>> START Records to use

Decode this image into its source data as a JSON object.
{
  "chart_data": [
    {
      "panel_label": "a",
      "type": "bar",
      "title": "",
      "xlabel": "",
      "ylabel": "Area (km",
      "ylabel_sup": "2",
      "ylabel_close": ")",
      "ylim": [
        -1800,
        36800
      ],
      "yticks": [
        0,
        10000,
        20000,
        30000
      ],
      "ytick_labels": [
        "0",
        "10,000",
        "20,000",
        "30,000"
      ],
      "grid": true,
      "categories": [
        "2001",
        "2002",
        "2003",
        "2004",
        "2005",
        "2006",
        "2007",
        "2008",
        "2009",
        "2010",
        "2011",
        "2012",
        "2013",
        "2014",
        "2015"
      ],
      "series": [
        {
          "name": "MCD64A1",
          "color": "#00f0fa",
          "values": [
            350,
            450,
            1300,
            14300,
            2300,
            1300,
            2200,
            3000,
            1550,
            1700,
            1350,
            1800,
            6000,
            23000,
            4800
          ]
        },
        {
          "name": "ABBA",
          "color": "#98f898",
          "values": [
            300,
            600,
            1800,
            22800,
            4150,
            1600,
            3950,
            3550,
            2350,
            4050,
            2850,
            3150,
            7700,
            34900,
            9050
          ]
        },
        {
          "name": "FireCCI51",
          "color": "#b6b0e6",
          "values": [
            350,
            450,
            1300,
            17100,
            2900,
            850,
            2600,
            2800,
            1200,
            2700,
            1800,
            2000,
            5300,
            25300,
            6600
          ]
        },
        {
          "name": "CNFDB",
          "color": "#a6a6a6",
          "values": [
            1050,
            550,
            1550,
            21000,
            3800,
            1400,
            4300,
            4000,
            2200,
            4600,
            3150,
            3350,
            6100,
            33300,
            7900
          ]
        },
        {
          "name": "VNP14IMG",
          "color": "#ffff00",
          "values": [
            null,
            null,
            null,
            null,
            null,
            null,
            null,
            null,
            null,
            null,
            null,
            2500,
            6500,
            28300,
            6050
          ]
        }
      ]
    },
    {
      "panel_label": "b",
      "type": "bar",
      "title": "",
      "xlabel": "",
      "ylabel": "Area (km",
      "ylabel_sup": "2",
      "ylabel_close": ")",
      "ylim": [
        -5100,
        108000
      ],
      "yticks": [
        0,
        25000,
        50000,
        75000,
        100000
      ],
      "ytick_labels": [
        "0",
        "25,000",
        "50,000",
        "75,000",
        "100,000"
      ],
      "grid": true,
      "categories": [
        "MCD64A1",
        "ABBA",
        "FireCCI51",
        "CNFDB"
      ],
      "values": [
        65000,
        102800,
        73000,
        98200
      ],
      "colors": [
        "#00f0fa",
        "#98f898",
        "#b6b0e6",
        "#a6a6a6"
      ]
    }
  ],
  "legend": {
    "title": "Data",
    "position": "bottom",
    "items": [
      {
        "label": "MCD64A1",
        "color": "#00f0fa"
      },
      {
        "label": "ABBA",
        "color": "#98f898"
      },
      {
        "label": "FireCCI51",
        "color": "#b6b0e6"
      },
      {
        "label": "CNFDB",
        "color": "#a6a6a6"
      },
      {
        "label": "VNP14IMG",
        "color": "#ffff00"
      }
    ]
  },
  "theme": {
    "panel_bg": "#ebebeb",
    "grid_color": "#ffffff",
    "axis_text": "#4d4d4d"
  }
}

>> END Records to use

Task instructions:
Faithfully transcribe the whole of the data.

Task result:
Decode this image into its source data as a JSON object.
{
  "chart_data": [
    {
      "panel_label": "a",
      "type": "bar",
      "title": "",
      "xlabel": "",
      "ylabel": "Area (km",
      "ylabel_sup": "2",
      "ylabel_close": ")",
      "ylim": [
        -1800,
        36800
      ],
      "yticks": [
        0,
        10000,
        20000,
        30000
      ],
      "ytick_labels": [
        "0",
        "10,000",
        "20,000",
        "30,000"
      ],
      "grid": true,
      "categories": [
        "2001",
        "2002",
        "2003",
        "2004",
        "2005",
        "2006",
        "2007",
        "2008",
        "2009",
        "2010",
        "2011",
        "2012",
        "2013",
        "2014",
        "2015"
      ],
      "series": [
        {
          "name": "MCD64A1",
          "color": "#00f0fa",
          "values": [
            350,
            450,
            1300,
            14300,
            2300,
            1300,
            2200,
            3000,
            1550,
            1700,
            1350,
            1800,
            6000,
            23000,
            4800
          ]
        },
        {
          "name": "ABBA",
          "color": "#98f898",
          "values": [
            300,
            600,
            1800,
            22800,
            4150,
            1600,
            3950,
            3550,
            2350,
            4050,
            2850,
            3150,
            7700,
            34900,
            9050
          ]
        },
        {
          "name": "FireCCI51",
          "color": "#b6b0e6",
          "values": [
            350,
            450,
            1300,
            17100,
            2900,
            850,
            2600,
            2800,
            1200,
            2700,
            1800,
            2000,
            5300,
            25300,
            6600
          ]
        },
        {
          "name": "CNFDB",
          "color": "#a6a6a6",
          "values": [
            1050,
            550,
            1550,
            21000,
            3800,
            1400,
            4300,
            4000,
            2200,
            4600,
            3150,
            3350,
            6100,
            33300,
            7900
          ]
        },
        {
          "name": "VNP14IMG",
          "color": "#ffff00",
          "values": [
            null,
            null,
            null,
            null,
            null,
            null,
            null,
            null,
            null,
            null,
            null,
            2500,
            6500,
            28300,
            6050
          ]
        }
      ]
    },
    {
      "panel_label": "b",
      "type": "bar",
      "title": "",
      "xlabel": "",
      "ylabel": "Area (km",
      "ylabel_sup": "2",
      "ylabel_close": ")",
      "ylim": [
        -5100,
        108000
      ],
      "yticks": [
        0,
        25000,
        50000,
        75000,
        100000
      ],
      "ytick_labels": [
        "0",
        "25,000",
        "50,000",
        "75,000",
        "100,000"
      ],
      "grid": true,
      "categories": [
        "MCD64A1",
        "ABBA",
        "FireCCI51",
        "CNFDB"
      ],
      "values": [
        65000,
        102800,
        73000,
        98200
      ],
      "colors": [
        "#00f0fa",
        "#98f898",
        "#b6b0e6",
        "#a6a6a6"
      ]
    }
  ],
  "legend": {
    "title": "Data",
    "position": "bottom",
    "items": [
      {
        "label": "MCD64A1",
        "color": "#00f0fa"
      },
      {
        "label": "ABBA",
        "color": "#98f898"
      },
      {
        "label": "FireCCI51",
        "color": "#b6b0e6"
      },
      {
        "label": "CNFDB",
        "color": "#a6a6a6"
      },
      {
        "label": "VNP14IMG",
        "color": "#ffff00"
      }
    ]
  },
  "theme": {
    "panel_bg": "#ebebeb",
    "grid_color": "#ffffff",
    "axis_text": "#4d4d4d"
  }
}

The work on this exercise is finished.